**YOUR TASK:**
Return all of the entries exactly as written.

[Entries with figure data]

========

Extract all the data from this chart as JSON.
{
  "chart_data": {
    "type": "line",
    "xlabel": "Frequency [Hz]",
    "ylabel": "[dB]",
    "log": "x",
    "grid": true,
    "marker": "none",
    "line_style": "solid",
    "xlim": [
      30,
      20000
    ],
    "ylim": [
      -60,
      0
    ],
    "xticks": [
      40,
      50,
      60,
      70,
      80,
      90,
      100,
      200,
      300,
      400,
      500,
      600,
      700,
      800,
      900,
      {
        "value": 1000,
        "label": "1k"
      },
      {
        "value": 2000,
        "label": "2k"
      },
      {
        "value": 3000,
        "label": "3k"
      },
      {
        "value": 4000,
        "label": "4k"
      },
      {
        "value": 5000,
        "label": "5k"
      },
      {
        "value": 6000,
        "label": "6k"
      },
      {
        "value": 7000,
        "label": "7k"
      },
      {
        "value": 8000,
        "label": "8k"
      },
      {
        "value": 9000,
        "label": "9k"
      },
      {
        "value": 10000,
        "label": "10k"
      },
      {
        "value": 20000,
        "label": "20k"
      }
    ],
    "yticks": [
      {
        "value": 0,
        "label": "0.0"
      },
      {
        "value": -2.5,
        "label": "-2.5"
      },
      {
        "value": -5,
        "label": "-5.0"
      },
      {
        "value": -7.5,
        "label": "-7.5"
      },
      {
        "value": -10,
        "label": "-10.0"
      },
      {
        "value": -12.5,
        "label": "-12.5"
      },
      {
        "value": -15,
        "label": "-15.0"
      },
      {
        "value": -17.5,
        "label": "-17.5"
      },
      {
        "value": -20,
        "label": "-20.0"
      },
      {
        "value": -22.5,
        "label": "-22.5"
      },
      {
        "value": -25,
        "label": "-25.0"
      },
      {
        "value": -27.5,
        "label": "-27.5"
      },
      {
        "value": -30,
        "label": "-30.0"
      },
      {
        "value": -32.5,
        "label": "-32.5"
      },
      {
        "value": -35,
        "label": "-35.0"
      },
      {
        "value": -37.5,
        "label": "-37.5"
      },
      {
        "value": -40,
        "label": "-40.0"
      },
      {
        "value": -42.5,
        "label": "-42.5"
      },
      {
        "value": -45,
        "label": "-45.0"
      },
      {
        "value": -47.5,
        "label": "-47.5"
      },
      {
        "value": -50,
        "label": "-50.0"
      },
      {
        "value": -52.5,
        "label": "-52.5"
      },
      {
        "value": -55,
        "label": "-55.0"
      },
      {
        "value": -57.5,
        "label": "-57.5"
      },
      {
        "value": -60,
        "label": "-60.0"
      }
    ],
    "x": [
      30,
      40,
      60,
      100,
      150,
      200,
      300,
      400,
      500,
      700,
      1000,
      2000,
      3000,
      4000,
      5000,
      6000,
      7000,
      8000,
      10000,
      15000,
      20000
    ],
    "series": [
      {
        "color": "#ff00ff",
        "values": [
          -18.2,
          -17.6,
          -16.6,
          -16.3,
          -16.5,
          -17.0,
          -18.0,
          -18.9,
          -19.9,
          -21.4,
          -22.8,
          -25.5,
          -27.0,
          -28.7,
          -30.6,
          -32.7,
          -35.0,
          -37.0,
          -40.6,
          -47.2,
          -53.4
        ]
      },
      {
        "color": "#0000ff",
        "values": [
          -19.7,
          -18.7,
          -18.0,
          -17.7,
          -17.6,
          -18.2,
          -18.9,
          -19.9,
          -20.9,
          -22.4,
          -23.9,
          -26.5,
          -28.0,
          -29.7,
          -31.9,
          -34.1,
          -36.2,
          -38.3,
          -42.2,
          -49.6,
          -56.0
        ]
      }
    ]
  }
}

========

**EXERCISE ANSWER:**
Extract all the data from this chart as JSON.
{
  "chart_data": {
    "type": "line",
    "xlabel": "Frequency [Hz]",
    "ylabel": "[dB]",
    "log": "x",
    "grid": true,
    "marker": "none",
    "line_style": "solid",
    "xlim": [
      30,
      20000
    ],
    "ylim": [
      -60,
      0
    ],
    "xticks": [
      40,
      50,
      60,
      70,
      80,
      90,
      100,
      200,
      300,
      400,
      500,
      600,
      700,
      800,
      900,
      {
        "value": 1000,
        "label": "1k"
      },
      {
        "value": 2000,
        "label": "2k"
      },
      {
        "value": 3000,
        "label": "3k"
      },
      {
        "value": 4000,
        "label": "4k"
      },
      {
        "value": 5000,
        "label": "5k"
      },
      {
        "value": 6000,
        "label": "6k"
      },
      {
        "value": 7000,
        "label": "7k"
      },
      {
        "value": 8000,
        "label": "8k"
      },
      {
        "value": 9000,
        "label": "9k"
      },
      {
        "value": 10000,
        "label": "10k"
      },
      {
        "value": 20000,
        "label": "20k"
      }
    ],
    "yticks": [
      {
        "value": 0,
        "label": "0.0"
      },
      {
        "value": -2.5,
        "label": "-2.5"
      },
      {
        "value": -5,
        "label": "-5.0"
      },
      {
        "value": -7.5,
        "label": "-7.5"
      },
      {
        "value": -10,
        "label": "-10.0"
      },
      {
        "value": -12.5,
        "label": "-12.5"
      },
      {
        "value": -15,
        "label": "-15.0"
      },
      {
        "value": -17.5,
        "label": "-17.5"
      },
      {
        "value": -20,
        "label": "-20.0"
      },
      {
        "value": -22.5,
        "label": "-22.5"
      },
      {
        "value": -25,
        "label": "-25.0"
      },
      {
        "value": -27.5,
        "label": "-27.5"
      },
      {
        "value": -30,
        "label": "-30.0"
      },
      {
        "value": -32.5,
        "label": "-32.5"
      },
      {
        "value": -35,
        "label": "-35.0"
      },
      {
        "value": -37.5,
        "label": "-37.5"
      },
      {
        "value": -40,
        "label": "-40.0"
      },
      {
        "value": -42.5,
        "label": "-42.5"
      },
      {
        "value": -45,
        "label": "-45.0"
      },
      {
        "value": -47.5,
        "label": "-47.5"
      },
      {
        "value": -50,
        "label": "-50.0"
      },
      {
        "value": -52.5,
        "label": "-52.5"
      },
      {
        "value": -55,
        "label": "-55.0"
      },
      {
        "value": -57.5,
        "label": "-57.5"
      },
      {
        "value": -60,
        "label": "-60.0"
      }
    ],
    "x": [
      30,
      40,
      60,
      100,
      150,
      200,
      300,
      400,
      500,
      700,
      1000,
      2000,
      3000,
      4000,
      5000,
      6000,
      7000,
      8000,
      10000,
      15000,
      20000
    ],
    "series": [
      {
        "color": "#ff00ff",
        "values": [
          -18.2,
          -17.6,
          -16.6,
          -16.3,
          -16.5,
          -17.0,
          -18.0,
          -18.9,
          -19.9,
          -21.4,
          -22.8,
          -25.5,
          -27.0,
          -28.7,
          -30.6,
          -32.7,
          -35.0,
          -37.0,
          -40.6,
          -47.2,
          -53.4
        ]
      },
      {
        "color": "#0000ff",
        "values": [
          -19.7,
          -18.7,
          -18.0,
          -17.7,
          -17.6,
          -18.2,
          -18.9,
          -19.9,
          -20.9,
          -22.4,
          -23.9,
          -26.5,
          -28.0,
          -29.7,
          -31.9,
          -34.1,
          -36.2,
          -38.3,
          -42.2,
          -49.6,
          -56.0
        ]
      }
    ]
  }
}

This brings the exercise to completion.